Input data:
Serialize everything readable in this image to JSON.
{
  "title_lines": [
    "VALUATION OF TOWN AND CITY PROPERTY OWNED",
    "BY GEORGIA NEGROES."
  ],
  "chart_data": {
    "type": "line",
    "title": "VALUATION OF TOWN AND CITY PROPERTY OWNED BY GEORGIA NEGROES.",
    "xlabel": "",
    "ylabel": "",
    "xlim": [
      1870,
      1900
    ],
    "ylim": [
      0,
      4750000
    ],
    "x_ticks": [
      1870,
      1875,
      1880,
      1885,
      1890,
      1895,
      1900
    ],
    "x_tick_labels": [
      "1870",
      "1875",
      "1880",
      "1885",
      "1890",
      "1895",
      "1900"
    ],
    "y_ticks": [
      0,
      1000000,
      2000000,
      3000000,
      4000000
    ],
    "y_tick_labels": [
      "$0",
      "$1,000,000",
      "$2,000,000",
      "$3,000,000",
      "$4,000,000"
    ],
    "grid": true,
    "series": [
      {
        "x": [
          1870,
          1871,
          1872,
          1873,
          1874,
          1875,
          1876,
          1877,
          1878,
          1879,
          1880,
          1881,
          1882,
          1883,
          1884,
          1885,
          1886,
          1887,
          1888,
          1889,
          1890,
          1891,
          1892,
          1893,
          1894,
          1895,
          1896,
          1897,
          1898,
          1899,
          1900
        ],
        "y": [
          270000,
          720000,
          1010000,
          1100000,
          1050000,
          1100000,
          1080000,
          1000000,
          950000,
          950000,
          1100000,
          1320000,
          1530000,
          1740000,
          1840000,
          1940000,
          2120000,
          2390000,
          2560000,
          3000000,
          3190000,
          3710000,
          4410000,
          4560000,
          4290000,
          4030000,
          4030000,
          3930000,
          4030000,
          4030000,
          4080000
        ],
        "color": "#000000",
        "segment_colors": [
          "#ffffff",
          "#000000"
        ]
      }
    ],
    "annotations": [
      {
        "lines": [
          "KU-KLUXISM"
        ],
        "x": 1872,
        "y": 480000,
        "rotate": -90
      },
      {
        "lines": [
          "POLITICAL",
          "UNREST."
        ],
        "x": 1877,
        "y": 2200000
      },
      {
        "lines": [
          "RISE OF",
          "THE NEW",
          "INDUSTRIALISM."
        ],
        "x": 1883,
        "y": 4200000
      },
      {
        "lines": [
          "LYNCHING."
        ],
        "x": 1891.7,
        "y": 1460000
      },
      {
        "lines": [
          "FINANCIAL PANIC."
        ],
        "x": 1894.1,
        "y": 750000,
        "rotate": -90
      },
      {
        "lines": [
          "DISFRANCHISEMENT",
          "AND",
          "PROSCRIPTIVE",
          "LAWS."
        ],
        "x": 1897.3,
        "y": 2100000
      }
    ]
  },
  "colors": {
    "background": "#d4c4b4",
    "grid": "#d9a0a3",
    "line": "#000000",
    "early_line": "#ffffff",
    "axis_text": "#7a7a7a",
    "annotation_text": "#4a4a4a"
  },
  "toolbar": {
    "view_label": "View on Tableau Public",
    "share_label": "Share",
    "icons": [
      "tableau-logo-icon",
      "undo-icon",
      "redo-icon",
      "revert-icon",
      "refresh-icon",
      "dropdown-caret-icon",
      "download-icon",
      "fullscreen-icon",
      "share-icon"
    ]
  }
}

Prompt: Repeat all the records. Match each line exactly.

Solution to this problem:
Serialize everything readable in this image to JSON.
{
  "title_lines": [
    "VALUATION OF TOWN AND CITY PROPERTY OWNED",
    "BY GEORGIA NEGROES."
  ],
  "chart_data": {
    "type": "line",
    "title": "VALUATION OF TOWN AND CITY PROPERTY OWNED BY GEORGIA NEGROES.",
    "xlabel": "",
    "ylabel": "",
    "xlim": [
      1870,
      1900
    ],
    "ylim": [
      0,
      4750000
    ],
    "x_ticks": [
      1870,
      1875,
      1880,
      1885,
      1890,
      1895,
      1900
    ],
    "x_tick_labels": [
      "1870",
      "1875",
      "1880",
      "1885",
      "1890",
      "1895",
      "1900"
    ],
    "y_ticks": [
      0,
      1000000,
      2000000,
      3000000,
      4000000
    ],
    "y_tick_labels": [
      "$0",
      "$1,000,000",
      "$2,000,000",
      "$3,000,000",
      "$4,000,000"
    ],
    "grid": true,
    "series": [
      {
        "x": [
          1870,
          1871,
          1872,
          1873,
          1874,
          1875,
          1876,
          1877,
          1878,
          1879,
          1880,
          1881,
          1882,
          1883,
          1884,
          1885,
          1886,
          1887,
          1888,
          1889,
          1890,
          1891,
          1892,
          1893,
          1894,
          1895,
          1896,
          1897,
          1898,
          1899,
          1900
        ],
        "y": [
          270000,
          720000,
          1010000,
          1100000,
          1050000,
          1100000,
          1080000,
          1000000,
          950000,
          950000,
          1100000,
          1320000,
          1530000,
          1740000,
          1840000,
          1940000,
          2120000,
          2390000,
          2560000,
          3000000,
          3190000,
          3710000,
          4410000,
          4560000,
          4290000,
          4030000,
          4030000,
          3930000,
          4030000,
          4030000,
          4080000
        ],
        "color": "#000000",
        "segment_colors": [
          "#ffffff",
          "#000000"
        ]
      }
    ],
    "annotations": [
      {
        "lines": [
          "KU-KLUXISM"
        ],
        "x": 1872,
        "y": 480000,
        "rotate": -90
      },
      {
        "lines": [
          "POLITICAL",
          "UNREST."
        ],
        "x": 1877,
        "y": 2200000
      },
      {
        "lines": [
          "RISE OF",
          "THE NEW",
          "INDUSTRIALISM."
        ],
        "x": 1883,
        "y": 4200000
      },
      {
        "lines": [
          "LYNCHING."
        ],
        "x": 1891.7,
        "y": 1460000
      },
      {
        "lines": [
          "FINANCIAL PANIC."
        ],
        "x": 1894.1,
        "y": 750000,
        "rotate": -90
      },
      {
        "lines": [
          "DISFRANCHISEMENT",
          "AND",
          "PROSCRIPTIVE",
          "LAWS."
        ],
        "x": 1897.3,
        "y": 2100000
      }
    ]
  },
  "colors": {
    "background": "#d4c4b4",
    "grid": "#d9a0a3",
    "line": "#000000",
    "early_line": "#ffffff",
    "axis_text": "#7a7a7a",
    "annotation_text": "#4a4a4a"
  },
  "toolbar": {
    "view_label": "View on Tableau Public",
    "share_label": "Share",
    "icons": [
      "tableau-logo-icon",
      "undo-icon",
      "redo-icon",
      "revert-icon",
      "refresh-icon",
      "dropdown-caret-icon",
      "download-icon",
      "fullscreen-icon",
      "share-icon"
    ]
  }
}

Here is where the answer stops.